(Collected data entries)
========================
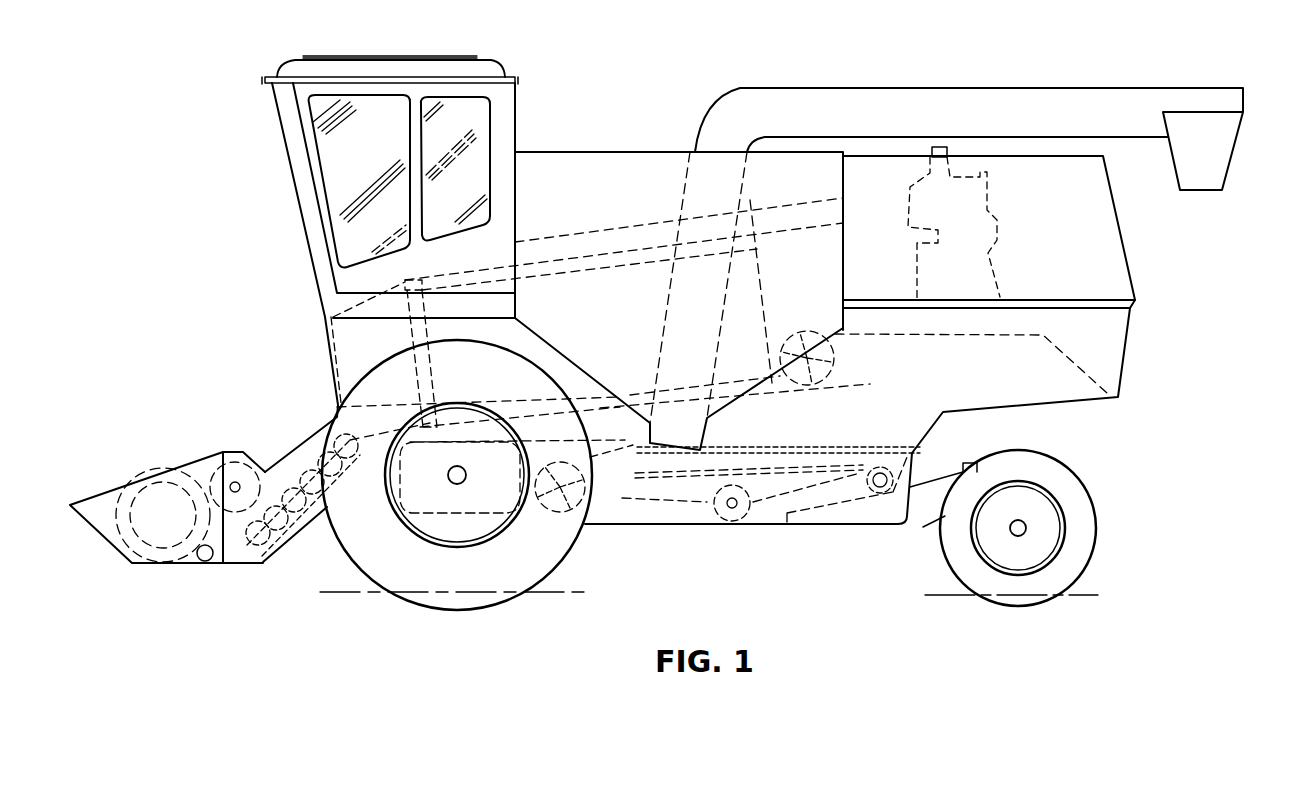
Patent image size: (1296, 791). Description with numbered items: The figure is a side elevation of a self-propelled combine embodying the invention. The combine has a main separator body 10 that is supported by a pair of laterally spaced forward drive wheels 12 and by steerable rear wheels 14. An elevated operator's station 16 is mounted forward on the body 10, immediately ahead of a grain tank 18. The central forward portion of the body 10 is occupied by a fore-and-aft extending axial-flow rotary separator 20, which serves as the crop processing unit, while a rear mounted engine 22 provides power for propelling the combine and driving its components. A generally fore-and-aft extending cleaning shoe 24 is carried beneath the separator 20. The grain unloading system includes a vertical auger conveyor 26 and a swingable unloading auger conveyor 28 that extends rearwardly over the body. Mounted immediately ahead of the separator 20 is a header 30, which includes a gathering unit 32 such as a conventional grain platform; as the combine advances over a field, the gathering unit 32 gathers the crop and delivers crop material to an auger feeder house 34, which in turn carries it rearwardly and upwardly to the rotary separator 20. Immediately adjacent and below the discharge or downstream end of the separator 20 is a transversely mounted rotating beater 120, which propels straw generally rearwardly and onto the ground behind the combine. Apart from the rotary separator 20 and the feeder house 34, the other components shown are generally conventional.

The main separator body 10 is at (627, 78).
The forward drive wheels 12 is at (572, 547).
The steerable rear wheels 14 is at (1098, 548).
The operator's station 16 is at (265, 123).
The grain tank 18 is at (575, 151).
The axial-flow rotary separator 20 is at (337, 355).
The engine 22 is at (985, 212).
The cleaning shoe 24 is at (740, 532).
The vertical auger conveyor 26 is at (688, 195).
The unloading auger conveyor 28 is at (930, 87).
The header 30 is at (190, 440).
The gathering unit 32 is at (107, 477).
The auger feeder house 34 is at (308, 440).
The rotating beater 120 is at (835, 358).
========================
**Direction:**
Lay out these rows as a two-column CSV with the headers "prompt" and "completion", one line per row. Put each row's text and its answer in their own quoted field, turn line breaks into spaces, and leave the pictures out.

**Result:**
prompt,completion
"Patent image size: (1296, 791). Description with numbered items: The figure is a side elevation of a self-propelled combine embodying the invention. The combine has a main separator body 10 that is supported by a pair of laterally spaced forward drive wheels 12 and by steerable rear wheels 14. An elevated operator's station 16 is mounted forward on the body 10, immediately ahead of a grain tank 18. The central forward portion of the body 10 is occupied by a fore-and-aft extending axial-flow rotary separator 20, which serves as the crop processing unit, while a rear mounted engine 22 provides power for propelling the combine and driving its components. A generally fore-and-aft extending cleaning shoe 24 is carried beneath the separator 20. The grain unloading system includes a vertical auger conveyor 26 and a swingable unloading auger conveyor 28 that extends rearwardly over the body. Mounted immediately ahead of the separator 20 is a header 30, which includes a gathering unit 32 such as a conventional grain platform; as the combine advances over a field, the gathering unit 32 gathers the crop and delivers crop material to an auger feeder house 34, which in turn carries it rearwardly and upwardly to the rotary separator 20. Immediately adjacent and below the discharge or downstream end of the separator 20 is a transversely mounted rotating beater 120, which propels straw generally rearwardly and onto the ground behind the combine. Apart from the rotary separator 20 and the feeder house 34, the other components shown are generally conventional.","The main separator body 10 is at (627, 78). The forward drive wheels 12 is at (572, 547). The steerable rear wheels 14 is at (1098, 548). The operator's station 16 is at (265, 123). The grain tank 18 is at (575, 151). The axial-flow rotary separator 20 is at (337, 355). The engine 22 is at (985, 212). The cleaning shoe 24 is at (740, 532). The vertical auger conveyor 26 is at (688, 195). The unloading auger conveyor 28 is at (930, 87). The header 30 is at (190, 440). The gathering unit 32 is at (107, 477). The auger feeder house 34 is at (308, 440). The rotating beater 120 is at (835, 358)."